WHAT YOU WILL DO: Give the number of lines in the records below that include "color", and nothing more.
──────── DATASET EXCERPTS ────────
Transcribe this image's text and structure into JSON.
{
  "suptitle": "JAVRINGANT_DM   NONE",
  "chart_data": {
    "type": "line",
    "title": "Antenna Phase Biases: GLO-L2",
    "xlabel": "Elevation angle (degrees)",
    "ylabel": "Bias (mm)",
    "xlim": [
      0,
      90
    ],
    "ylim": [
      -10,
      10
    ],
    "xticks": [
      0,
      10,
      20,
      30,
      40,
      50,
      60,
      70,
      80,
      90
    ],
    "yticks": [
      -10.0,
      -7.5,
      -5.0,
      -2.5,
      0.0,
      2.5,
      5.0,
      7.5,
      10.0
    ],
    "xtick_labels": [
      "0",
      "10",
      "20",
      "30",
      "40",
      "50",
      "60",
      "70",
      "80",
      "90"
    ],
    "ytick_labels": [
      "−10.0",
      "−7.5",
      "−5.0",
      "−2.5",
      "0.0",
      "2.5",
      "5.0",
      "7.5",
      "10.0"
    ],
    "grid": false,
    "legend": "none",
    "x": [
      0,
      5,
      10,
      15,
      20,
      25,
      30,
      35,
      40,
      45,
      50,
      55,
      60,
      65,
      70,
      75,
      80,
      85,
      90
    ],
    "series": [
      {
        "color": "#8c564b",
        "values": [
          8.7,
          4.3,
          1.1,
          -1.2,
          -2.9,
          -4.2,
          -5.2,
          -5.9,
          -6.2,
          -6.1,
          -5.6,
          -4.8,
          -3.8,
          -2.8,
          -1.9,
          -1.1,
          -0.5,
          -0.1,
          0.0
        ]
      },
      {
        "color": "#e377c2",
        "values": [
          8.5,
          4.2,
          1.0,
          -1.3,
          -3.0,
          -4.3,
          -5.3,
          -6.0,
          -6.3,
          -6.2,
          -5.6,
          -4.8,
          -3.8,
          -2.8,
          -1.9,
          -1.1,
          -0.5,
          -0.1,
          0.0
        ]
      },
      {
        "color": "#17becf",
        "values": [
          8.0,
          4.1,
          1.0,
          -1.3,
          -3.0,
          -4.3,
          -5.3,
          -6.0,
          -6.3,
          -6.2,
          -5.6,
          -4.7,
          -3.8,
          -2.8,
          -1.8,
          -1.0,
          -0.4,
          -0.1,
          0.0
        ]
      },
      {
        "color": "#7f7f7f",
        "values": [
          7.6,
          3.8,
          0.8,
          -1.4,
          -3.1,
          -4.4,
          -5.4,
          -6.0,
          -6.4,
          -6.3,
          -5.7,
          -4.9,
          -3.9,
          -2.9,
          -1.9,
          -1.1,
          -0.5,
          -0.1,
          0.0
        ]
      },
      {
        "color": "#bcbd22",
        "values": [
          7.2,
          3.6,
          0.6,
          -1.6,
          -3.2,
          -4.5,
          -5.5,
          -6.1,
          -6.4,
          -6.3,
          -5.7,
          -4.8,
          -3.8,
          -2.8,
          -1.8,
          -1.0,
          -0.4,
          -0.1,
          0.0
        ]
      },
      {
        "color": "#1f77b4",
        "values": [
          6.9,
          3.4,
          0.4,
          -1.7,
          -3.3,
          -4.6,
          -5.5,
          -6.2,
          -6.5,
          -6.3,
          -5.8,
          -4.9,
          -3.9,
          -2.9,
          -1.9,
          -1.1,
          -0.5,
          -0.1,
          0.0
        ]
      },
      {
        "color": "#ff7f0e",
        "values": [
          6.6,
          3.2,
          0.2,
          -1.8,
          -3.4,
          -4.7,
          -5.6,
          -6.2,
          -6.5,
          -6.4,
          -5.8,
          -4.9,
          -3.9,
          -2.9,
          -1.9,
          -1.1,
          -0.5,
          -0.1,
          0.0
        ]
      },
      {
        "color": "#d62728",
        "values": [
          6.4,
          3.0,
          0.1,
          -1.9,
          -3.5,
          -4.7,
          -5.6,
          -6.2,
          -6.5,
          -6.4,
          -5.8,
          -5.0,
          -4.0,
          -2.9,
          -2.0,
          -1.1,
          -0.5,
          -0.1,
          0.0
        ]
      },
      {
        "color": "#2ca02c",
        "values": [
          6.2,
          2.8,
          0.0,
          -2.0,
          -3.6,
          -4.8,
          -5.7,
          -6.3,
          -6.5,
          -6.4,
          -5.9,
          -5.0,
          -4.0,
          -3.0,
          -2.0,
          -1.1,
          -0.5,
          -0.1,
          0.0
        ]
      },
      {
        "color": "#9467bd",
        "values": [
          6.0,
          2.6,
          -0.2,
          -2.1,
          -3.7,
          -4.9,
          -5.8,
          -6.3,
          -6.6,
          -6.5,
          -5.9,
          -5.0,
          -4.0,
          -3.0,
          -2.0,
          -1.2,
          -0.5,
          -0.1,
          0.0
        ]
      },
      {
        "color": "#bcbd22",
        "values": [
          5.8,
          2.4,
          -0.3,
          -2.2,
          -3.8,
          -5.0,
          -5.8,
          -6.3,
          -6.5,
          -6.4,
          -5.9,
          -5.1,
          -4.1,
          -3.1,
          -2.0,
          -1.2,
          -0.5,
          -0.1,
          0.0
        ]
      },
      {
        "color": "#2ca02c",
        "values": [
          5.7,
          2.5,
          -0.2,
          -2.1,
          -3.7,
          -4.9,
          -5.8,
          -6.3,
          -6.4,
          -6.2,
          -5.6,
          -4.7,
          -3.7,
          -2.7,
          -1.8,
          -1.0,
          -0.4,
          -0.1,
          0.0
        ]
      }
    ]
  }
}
────────
ANSWER TO THE PROBLEM: 12